* Aim
Exactly reproduce each line of the listing that follows.

A block of data:
※
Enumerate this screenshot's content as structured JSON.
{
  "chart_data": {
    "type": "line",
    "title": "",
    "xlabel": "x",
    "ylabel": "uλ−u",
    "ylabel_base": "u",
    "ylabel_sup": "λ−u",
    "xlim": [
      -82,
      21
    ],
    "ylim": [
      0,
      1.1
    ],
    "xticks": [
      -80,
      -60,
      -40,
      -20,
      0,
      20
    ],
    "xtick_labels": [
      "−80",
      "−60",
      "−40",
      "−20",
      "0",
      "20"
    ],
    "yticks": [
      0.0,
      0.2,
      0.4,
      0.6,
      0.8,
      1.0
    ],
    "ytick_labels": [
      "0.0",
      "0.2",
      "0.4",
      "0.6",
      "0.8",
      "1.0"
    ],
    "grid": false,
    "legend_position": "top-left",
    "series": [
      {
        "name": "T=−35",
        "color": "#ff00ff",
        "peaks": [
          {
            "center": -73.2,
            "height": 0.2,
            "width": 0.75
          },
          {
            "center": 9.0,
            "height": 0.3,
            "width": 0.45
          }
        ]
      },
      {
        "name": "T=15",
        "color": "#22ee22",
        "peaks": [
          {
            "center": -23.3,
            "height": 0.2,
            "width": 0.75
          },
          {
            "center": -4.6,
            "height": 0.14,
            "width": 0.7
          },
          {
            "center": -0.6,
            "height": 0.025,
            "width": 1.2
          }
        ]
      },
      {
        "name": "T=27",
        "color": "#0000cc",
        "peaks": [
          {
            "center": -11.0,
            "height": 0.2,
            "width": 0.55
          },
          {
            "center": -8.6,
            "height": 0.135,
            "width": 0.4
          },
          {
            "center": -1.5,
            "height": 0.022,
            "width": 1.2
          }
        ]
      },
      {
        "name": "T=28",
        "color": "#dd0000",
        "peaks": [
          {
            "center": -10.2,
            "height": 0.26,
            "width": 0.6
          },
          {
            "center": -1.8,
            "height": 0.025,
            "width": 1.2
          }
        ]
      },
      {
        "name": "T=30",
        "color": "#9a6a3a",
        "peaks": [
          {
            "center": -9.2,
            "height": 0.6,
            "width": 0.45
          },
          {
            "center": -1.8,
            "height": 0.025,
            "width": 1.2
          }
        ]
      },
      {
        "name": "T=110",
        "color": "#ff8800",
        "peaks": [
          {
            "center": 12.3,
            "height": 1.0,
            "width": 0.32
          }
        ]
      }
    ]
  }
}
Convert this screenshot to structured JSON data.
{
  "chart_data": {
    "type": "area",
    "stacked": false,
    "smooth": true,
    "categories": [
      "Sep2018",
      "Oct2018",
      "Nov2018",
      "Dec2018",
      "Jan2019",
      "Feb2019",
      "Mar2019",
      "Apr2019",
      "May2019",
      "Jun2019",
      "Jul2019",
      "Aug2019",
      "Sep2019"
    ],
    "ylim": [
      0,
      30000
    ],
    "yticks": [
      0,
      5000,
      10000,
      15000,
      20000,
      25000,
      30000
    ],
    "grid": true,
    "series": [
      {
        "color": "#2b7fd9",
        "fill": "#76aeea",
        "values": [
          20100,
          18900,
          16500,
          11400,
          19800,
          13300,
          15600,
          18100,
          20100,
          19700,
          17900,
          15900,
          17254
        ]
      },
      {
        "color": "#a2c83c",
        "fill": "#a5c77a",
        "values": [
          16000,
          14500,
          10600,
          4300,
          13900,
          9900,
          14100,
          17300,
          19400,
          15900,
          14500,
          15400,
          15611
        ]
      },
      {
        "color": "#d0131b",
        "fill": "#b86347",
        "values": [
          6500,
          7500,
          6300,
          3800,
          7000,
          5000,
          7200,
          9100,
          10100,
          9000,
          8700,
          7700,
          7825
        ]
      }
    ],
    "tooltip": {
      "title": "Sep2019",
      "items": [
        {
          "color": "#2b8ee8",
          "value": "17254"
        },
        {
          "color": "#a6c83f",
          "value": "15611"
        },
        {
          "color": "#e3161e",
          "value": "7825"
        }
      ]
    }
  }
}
※
* Result below
Enumerate this screenshot's content as structured JSON.
{
  "chart_data": {
    "type": "line",
    "title": "",
    "xlabel": "x",
    "ylabel": "uλ−u",
    "ylabel_base": "u",
    "ylabel_sup": "λ−u",
    "xlim": [
      -82,
      21
    ],
    "ylim": [
      0,
      1.1
    ],
    "xticks": [
      -80,
      -60,
      -40,
      -20,
      0,
      20
    ],
    "xtick_labels": [
      "−80",
      "−60",
      "−40",
      "−20",
      "0",
      "20"
    ],
    "yticks": [
      0.0,
      0.2,
      0.4,
      0.6,
      0.8,
      1.0
    ],
    "ytick_labels": [
      "0.0",
      "0.2",
      "0.4",
      "0.6",
      "0.8",
      "1.0"
    ],
    "grid": false,
    "legend_position": "top-left",
    "series": [
      {
        "name": "T=−35",
        "color": "#ff00ff",
        "peaks": [
          {
            "center": -73.2,
            "height": 0.2,
            "width": 0.75
          },
          {
            "center": 9.0,
            "height": 0.3,
            "width": 0.45
          }
        ]
      },
      {
        "name": "T=15",
        "color": "#22ee22",
        "peaks": [
          {
            "center": -23.3,
            "height": 0.2,
            "width": 0.75
          },
          {
            "center": -4.6,
            "height": 0.14,
            "width": 0.7
          },
          {
            "center": -0.6,
            "height": 0.025,
            "width": 1.2
          }
        ]
      },
      {
        "name": "T=27",
        "color": "#0000cc",
        "peaks": [
          {
            "center": -11.0,
            "height": 0.2,
            "width": 0.55
          },
          {
            "center": -8.6,
            "height": 0.135,
            "width": 0.4
          },
          {
            "center": -1.5,
            "height": 0.022,
            "width": 1.2
          }
        ]
      },
      {
        "name": "T=28",
        "color": "#dd0000",
        "peaks": [
          {
            "center": -10.2,
            "height": 0.26,
            "width": 0.6
          },
          {
            "center": -1.8,
            "height": 0.025,
            "width": 1.2
          }
        ]
      },
      {
        "name": "T=30",
        "color": "#9a6a3a",
        "peaks": [
          {
            "center": -9.2,
            "height": 0.6,
            "width": 0.45
          },
          {
            "center": -1.8,
            "height": 0.025,
            "width": 1.2
          }
        ]
      },
      {
        "name": "T=110",
        "color": "#ff8800",
        "peaks": [
          {
            "center": 12.3,
            "height": 1.0,
            "width": 0.32
          }
        ]
      }
    ]
  }
}
Convert this screenshot to structured JSON data.
{
  "chart_data": {
    "type": "area",
    "stacked": false,
    "smooth": true,
    "categories": [
      "Sep2018",
      "Oct2018",
      "Nov2018",
      "Dec2018",
      "Jan2019",
      "Feb2019",
      "Mar2019",
      "Apr2019",
      "May2019",
      "Jun2019",
      "Jul2019",
      "Aug2019",
      "Sep2019"
    ],
    "ylim": [
      0,
      30000
    ],
    "yticks": [
      0,
      5000,
      10000,
      15000,
      20000,
      25000,
      30000
    ],
    "grid": true,
    "series": [
      {
        "color": "#2b7fd9",
        "fill": "#76aeea",
        "values": [
          20100,
          18900,
          16500,
          11400,
          19800,
          13300,
          15600,
          18100,
          20100,
          19700,
          17900,
          15900,
          17254
        ]
      },
      {
        "color": "#a2c83c",
        "fill": "#a5c77a",
        "values": [
          16000,
          14500,
          10600,
          4300,
          13900,
          9900,
          14100,
          17300,
          19400,
          15900,
          14500,
          15400,
          15611
        ]
      },
      {
        "color": "#d0131b",
        "fill": "#b86347",
        "values": [
          6500,
          7500,
          6300,
          3800,
          7000,
          5000,
          7200,
          9100,
          10100,
          9000,
          8700,
          7700,
          7825
        ]
      }
    ],
    "tooltip": {
      "title": "Sep2019",
      "items": [
        {
          "color": "#2b8ee8",
          "value": "17254"
        },
        {
          "color": "#a6c83f",
          "value": "15611"
        },
        {
          "color": "#e3161e",
          "value": "7825"
        }
      ]
    }
  }
}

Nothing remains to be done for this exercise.